— begin —

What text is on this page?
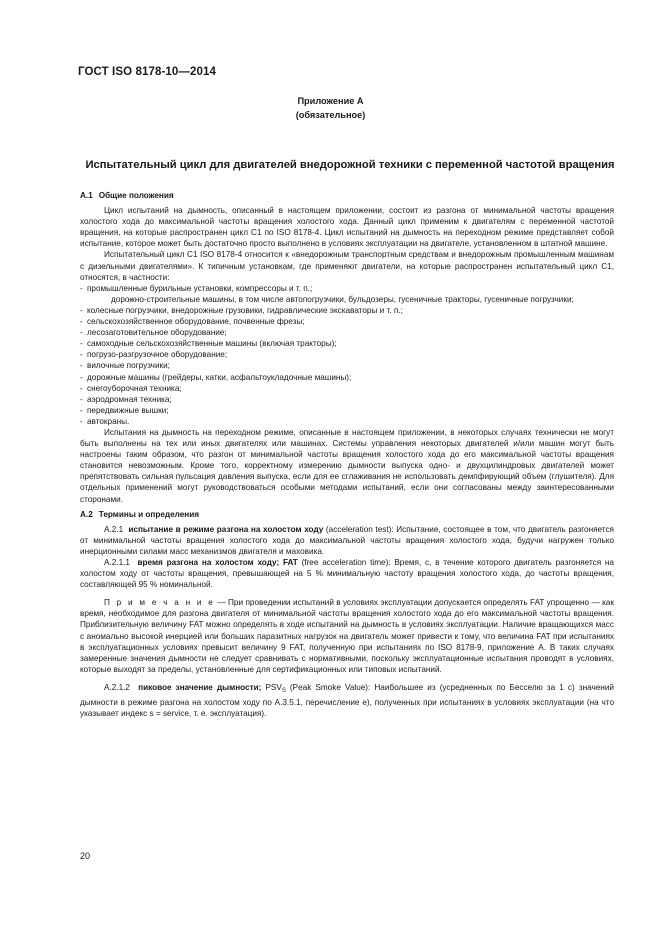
ГОСТ ISO 8178-10—2014
Приложение А
(обязательное)
Испытательный цикл для двигателей внедорожной техники с переменной частотой вращения

А.1 Общие положения

Цикл испытаний на дымность, описанный в настоящем приложении, состоит из разгона от минимальной частоты вращения холостого хода до максимальной частоты вращения холостого хода. Данный цикл применим к двигателям с переменной частотой вращения, на которые распространен цикл С1 по ISO 8178-4. Цикл испытаний на дымность на переходном режиме представляет собой испытание, которое может быть достаточно просто выполнено в условиях эксплуатации на двигателе, установленном в штатной машине.

Испытательный цикл С1 ISO 8178-4 относится к «внедорожным транспортным средствам и внедорожным промышленным машинам с дизельными двигателями». К типичным установкам, где применяют двигатели, на которые распространен испытательный цикл С1, относятся, в частности:

- промышленные бурильные установки, компрессоры и т. п.;

- дорожно-строительные машины, в том числе автопогрузчики, бульдозеры, гусеничные тракторы, гусеничные погрузчики;

- колесные погрузчики, внедорожные грузовики, гидравлические экскаваторы и т. п.;

- сельскохозяйственное оборудование, почвенные фрезы;

- лесозаготовительное оборудование;

- самоходные сельскохозяйственные машины (включая тракторы);

- погрузо-разгрузочное оборудование;

- вилочные погрузчики;

- дорожные машины (грейдеры, катки, асфальтоукладочные машины);

- снегоуборочная техника;

- аэродромная техника;

- передвижные вышки;

- автокраны.

Испытания на дымность на переходном режиме, описанные в настоящем приложении, в некоторых случаях технически не могут быть выполнены на тех или иных двигателях или машинах. Системы управления некоторых двигателей и/или машин могут быть настроены таким образом, что разгон от минимальной частоты вращения холостого хода до его максимальной частоты вращения становится невозможным. Кроме того, корректному измерению дымности выпуска одно- и двухцилиндровых двигателей может препятствовать сильная пульсация давления выпуска, если для ее сглаживания не использовать демпфирующий объем (глушителя). Для отдельных применений могут руководствоваться особыми методами испытаний, если они согласованы между заинтересованными сторонами.

А.2 Термины и определения

А.2.1 испытание в режиме разгона на холостом ходу (acceleration test): Испытание, состоящее в том, что двигатель разгоняется от минимальной частоты вращения холостого хода до максимальной частоты вращения холостого хода, будучи нагружен только инерционными силами масс механизмов двигателя и маховика.

А.2.1.1 время разгона на холостом ходу; FAT (free acceleration time): Время, с, в течение которого двигатель разгоняется на холостом ходу от частоты вращения, превышающей на 5 % минимальную частоту вращения холостого хода, до частоты вращения, составляющей 95 % номинальной.

П р и м е ч а н и е — При проведении испытаний в условиях эксплуатации допускается определять FAT упрощенно — как время, необходимое для разгона двигателя от минимальной частоты вращения холостого хода до его максимальной частоты вращения. Приблизительную величину FAT можно определять в ходе испытаний на дымность в условиях эксплуатации. Наличие вращающихся масс с аномально высокой инерцией или больших паразитных нагрузок на двигатель может привести к тому, что величина FAT при испытаниях в эксплуатационных условиях превысит величину 9 FAT, полученную при испытаниях по ISO 8178-9, приложение А. В таких случаях замеренные значения дымности не следует сравнивать с нормативными, поскольку эксплуатационные испытания проводят в условиях, которые выходят за пределы, установленные для сертификационных или типовых испытаний.

А.2.1.2 пиковое значение дымности; $PSV_S$ (Peak Smoke Value): Наибольшее из (усредненных по Бесселю за 1 с) значений дымности в режиме разгона на холостом ходу по А.3.5.1, перечисление е), полученных при испытаниях в условиях эксплуатации (на что указывает индекс s = service, т. е. эксплуатация).

20
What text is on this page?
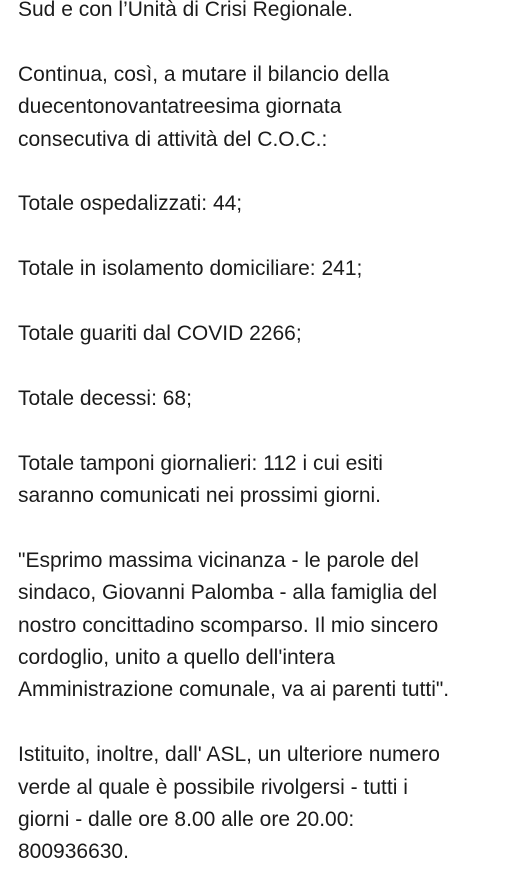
Sud e con l’Unità di Crisi Regionale.

Continua, così, a mutare il bilancio della

duecentonovantatreesima giornata

consecutiva di attività del C.O.C.:

Totale ospedalizzati: 44;

Totale in isolamento domiciliare: 241;

Totale guariti dal COVID 2266;

Totale decessi: 68;

Totale tamponi giornalieri: 112 i cui esiti

saranno comunicati nei prossimi giorni.

"Esprimo massima vicinanza - le parole del

sindaco, Giovanni Palomba - alla famiglia del

nostro concittadino scomparso. Il mio sincero

cordoglio, unito a quello dell'intera

Amministrazione comunale, va ai parenti tutti".

Istituito, inoltre, dall' ASL, un ulteriore numero

verde al quale è possibile rivolgersi - tutti i

giorni - dalle ore 8.00 alle ore 20.00:

800936630.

— end —

Scan the material above and determine how many lines include the word "переменной"; report only the number.

◆ The response
2